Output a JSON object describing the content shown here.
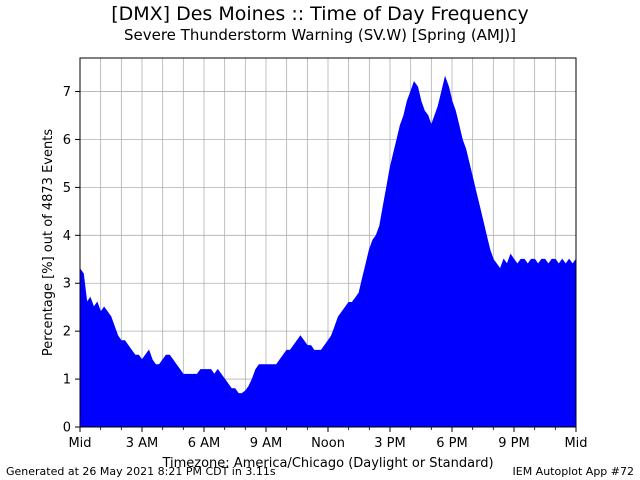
{
  "chart_data": {
    "type": "area",
    "title": "[DMX] Des Moines :: Time of Day Frequency",
    "subtitle": "Severe Thunderstorm Warning (SV.W) [Spring (AMJ)]",
    "xlabel": "Timezone: America/Chicago (Daylight or Standard)",
    "ylabel": "Percentage [%] out of 4873 Events",
    "xlim": [
      0,
      1440
    ],
    "ylim": [
      0,
      7.7
    ],
    "grid": true,
    "color": "#0000ff",
    "x_ticks": [
      {
        "value": 0,
        "label": "Mid"
      },
      {
        "value": 180,
        "label": "3 AM"
      },
      {
        "value": 360,
        "label": "6 AM"
      },
      {
        "value": 540,
        "label": "9 AM"
      },
      {
        "value": 720,
        "label": "Noon"
      },
      {
        "value": 900,
        "label": "3 PM"
      },
      {
        "value": 1080,
        "label": "6 PM"
      },
      {
        "value": 1260,
        "label": "9 PM"
      },
      {
        "value": 1440,
        "label": "Mid"
      }
    ],
    "x_minor_ticks": [
      60,
      120,
      240,
      300,
      420,
      480,
      600,
      660,
      780,
      840,
      960,
      1020,
      1140,
      1200,
      1320,
      1380
    ],
    "y_ticks": [
      0,
      1,
      2,
      3,
      4,
      5,
      6,
      7
    ],
    "series": [
      {
        "x_minutes": [
          0,
          10,
          20,
          30,
          40,
          50,
          60,
          70,
          80,
          90,
          100,
          110,
          120,
          130,
          140,
          150,
          160,
          170,
          180,
          190,
          200,
          210,
          220,
          230,
          240,
          250,
          260,
          270,
          280,
          290,
          300,
          310,
          320,
          330,
          340,
          350,
          360,
          370,
          380,
          390,
          400,
          410,
          420,
          430,
          440,
          450,
          460,
          470,
          480,
          490,
          500,
          510,
          520,
          530,
          540,
          550,
          560,
          570,
          580,
          590,
          600,
          610,
          620,
          630,
          640,
          650,
          660,
          670,
          680,
          690,
          700,
          710,
          720,
          730,
          740,
          750,
          760,
          770,
          780,
          790,
          800,
          810,
          820,
          830,
          840,
          850,
          860,
          870,
          880,
          890,
          900,
          910,
          920,
          930,
          940,
          950,
          960,
          970,
          980,
          990,
          1000,
          1010,
          1020,
          1030,
          1040,
          1050,
          1060,
          1070,
          1080,
          1090,
          1100,
          1110,
          1120,
          1130,
          1140,
          1150,
          1160,
          1170,
          1180,
          1190,
          1200,
          1210,
          1220,
          1230,
          1240,
          1250,
          1260,
          1270,
          1280,
          1290,
          1300,
          1310,
          1320,
          1330,
          1340,
          1350,
          1360,
          1370,
          1380,
          1390,
          1400,
          1410,
          1420,
          1430,
          1440
        ],
        "values": [
          3.3,
          3.2,
          2.6,
          2.7,
          2.5,
          2.6,
          2.4,
          2.5,
          2.4,
          2.3,
          2.1,
          1.9,
          1.8,
          1.8,
          1.7,
          1.6,
          1.5,
          1.5,
          1.4,
          1.5,
          1.6,
          1.4,
          1.3,
          1.3,
          1.4,
          1.5,
          1.5,
          1.4,
          1.3,
          1.2,
          1.1,
          1.1,
          1.1,
          1.1,
          1.1,
          1.2,
          1.2,
          1.2,
          1.2,
          1.1,
          1.2,
          1.1,
          1.0,
          0.9,
          0.8,
          0.8,
          0.7,
          0.7,
          0.75,
          0.85,
          1.0,
          1.2,
          1.3,
          1.3,
          1.3,
          1.3,
          1.3,
          1.3,
          1.4,
          1.5,
          1.6,
          1.6,
          1.7,
          1.8,
          1.9,
          1.8,
          1.7,
          1.7,
          1.6,
          1.6,
          1.6,
          1.7,
          1.8,
          1.9,
          2.1,
          2.3,
          2.4,
          2.5,
          2.6,
          2.6,
          2.7,
          2.8,
          3.1,
          3.4,
          3.7,
          3.9,
          4.0,
          4.2,
          4.6,
          5.0,
          5.4,
          5.7,
          6.0,
          6.3,
          6.5,
          6.8,
          7.0,
          7.2,
          7.1,
          6.8,
          6.6,
          6.5,
          6.3,
          6.5,
          6.7,
          7.0,
          7.3,
          7.1,
          6.8,
          6.6,
          6.3,
          6.0,
          5.8,
          5.5,
          5.2,
          4.9,
          4.6,
          4.3,
          4.0,
          3.7,
          3.5,
          3.4,
          3.3,
          3.5,
          3.4,
          3.6,
          3.5,
          3.4,
          3.5,
          3.5,
          3.4,
          3.5,
          3.5,
          3.4,
          3.5,
          3.5,
          3.4,
          3.5,
          3.5,
          3.4,
          3.5,
          3.4,
          3.5,
          3.4,
          3.5
        ]
      }
    ]
  },
  "footer": {
    "generated": "Generated at 26 May 2021 8:21 PM CDT in 3.11s",
    "app": "IEM Autoplot App #72"
  }
}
◇ ◇ ◇ ◇ ◇
What is needed is an exact reproduction of the data, pictures excluded.

Output a JSON object describing the content shown here.
{
  "chart_data": {
    "type": "area",
    "title": "[DMX] Des Moines :: Time of Day Frequency",
    "subtitle": "Severe Thunderstorm Warning (SV.W) [Spring (AMJ)]",
    "xlabel": "Timezone: America/Chicago (Daylight or Standard)",
    "ylabel": "Percentage [%] out of 4873 Events",
    "xlim": [
      0,
      1440
    ],
    "ylim": [
      0,
      7.7
    ],
    "grid": true,
    "color": "#0000ff",
    "x_ticks": [
      {
        "value": 0,
        "label": "Mid"
      },
      {
        "value": 180,
        "label": "3 AM"
      },
      {
        "value": 360,
        "label": "6 AM"
      },
      {
        "value": 540,
        "label": "9 AM"
      },
      {
        "value": 720,
        "label": "Noon"
      },
      {
        "value": 900,
        "label": "3 PM"
      },
      {
        "value": 1080,
        "label": "6 PM"
      },
      {
        "value": 1260,
        "label": "9 PM"
      },
      {
        "value": 1440,
        "label": "Mid"
      }
    ],
    "x_minor_ticks": [
      60,
      120,
      240,
      300,
      420,
      480,
      600,
      660,
      780,
      840,
      960,
      1020,
      1140,
      1200,
      1320,
      1380
    ],
    "y_ticks": [
      0,
      1,
      2,
      3,
      4,
      5,
      6,
      7
    ],
    "series": [
      {
        "x_minutes": [
          0,
          10,
          20,
          30,
          40,
          50,
          60,
          70,
          80,
          90,
          100,
          110,
          120,
          130,
          140,
          150,
          160,
          170,
          180,
          190,
          200,
          210,
          220,
          230,
          240,
          250,
          260,
          270,
          280,
          290,
          300,
          310,
          320,
          330,
          340,
          350,
          360,
          370,
          380,
          390,
          400,
          410,
          420,
          430,
          440,
          450,
          460,
          470,
          480,
          490,
          500,
          510,
          520,
          530,
          540,
          550,
          560,
          570,
          580,
          590,
          600,
          610,
          620,
          630,
          640,
          650,
          660,
          670,
          680,
          690,
          700,
          710,
          720,
          730,
          740,
          750,
          760,
          770,
          780,
          790,
          800,
          810,
          820,
          830,
          840,
          850,
          860,
          870,
          880,
          890,
          900,
          910,
          920,
          930,
          940,
          950,
          960,
          970,
          980,
          990,
          1000,
          1010,
          1020,
          1030,
          1040,
          1050,
          1060,
          1070,
          1080,
          1090,
          1100,
          1110,
          1120,
          1130,
          1140,
          1150,
          1160,
          1170,
          1180,
          1190,
          1200,
          1210,
          1220,
          1230,
          1240,
          1250,
          1260,
          1270,
          1280,
          1290,
          1300,
          1310,
          1320,
          1330,
          1340,
          1350,
          1360,
          1370,
          1380,
          1390,
          1400,
          1410,
          1420,
          1430,
          1440
        ],
        "values": [
          3.3,
          3.2,
          2.6,
          2.7,
          2.5,
          2.6,
          2.4,
          2.5,
          2.4,
          2.3,
          2.1,
          1.9,
          1.8,
          1.8,
          1.7,
          1.6,
          1.5,
          1.5,
          1.4,
          1.5,
          1.6,
          1.4,
          1.3,
          1.3,
          1.4,
          1.5,
          1.5,
          1.4,
          1.3,
          1.2,
          1.1,
          1.1,
          1.1,
          1.1,
          1.1,
          1.2,
          1.2,
          1.2,
          1.2,
          1.1,
          1.2,
          1.1,
          1.0,
          0.9,
          0.8,
          0.8,
          0.7,
          0.7,
          0.75,
          0.85,
          1.0,
          1.2,
          1.3,
          1.3,
          1.3,
          1.3,
          1.3,
          1.3,
          1.4,
          1.5,
          1.6,
          1.6,
          1.7,
          1.8,
          1.9,
          1.8,
          1.7,
          1.7,
          1.6,
          1.6,
          1.6,
          1.7,
          1.8,
          1.9,
          2.1,
          2.3,
          2.4,
          2.5,
          2.6,
          2.6,
          2.7,
          2.8,
          3.1,
          3.4,
          3.7,
          3.9,
          4.0,
          4.2,
          4.6,
          5.0,
          5.4,
          5.7,
          6.0,
          6.3,
          6.5,
          6.8,
          7.0,
          7.2,
          7.1,
          6.8,
          6.6,
          6.5,
          6.3,
          6.5,
          6.7,
          7.0,
          7.3,
          7.1,
          6.8,
          6.6,
          6.3,
          6.0,
          5.8,
          5.5,
          5.2,
          4.9,
          4.6,
          4.3,
          4.0,
          3.7,
          3.5,
          3.4,
          3.3,
          3.5,
          3.4,
          3.6,
          3.5,
          3.4,
          3.5,
          3.5,
          3.4,
          3.5,
          3.5,
          3.4,
          3.5,
          3.5,
          3.4,
          3.5,
          3.5,
          3.4,
          3.5,
          3.4,
          3.5,
          3.4,
          3.5
        ]
      }
    ]
  },
  "footer": {
    "generated": "Generated at 26 May 2021 8:21 PM CDT in 3.11s",
    "app": "IEM Autoplot App #72"
  }
}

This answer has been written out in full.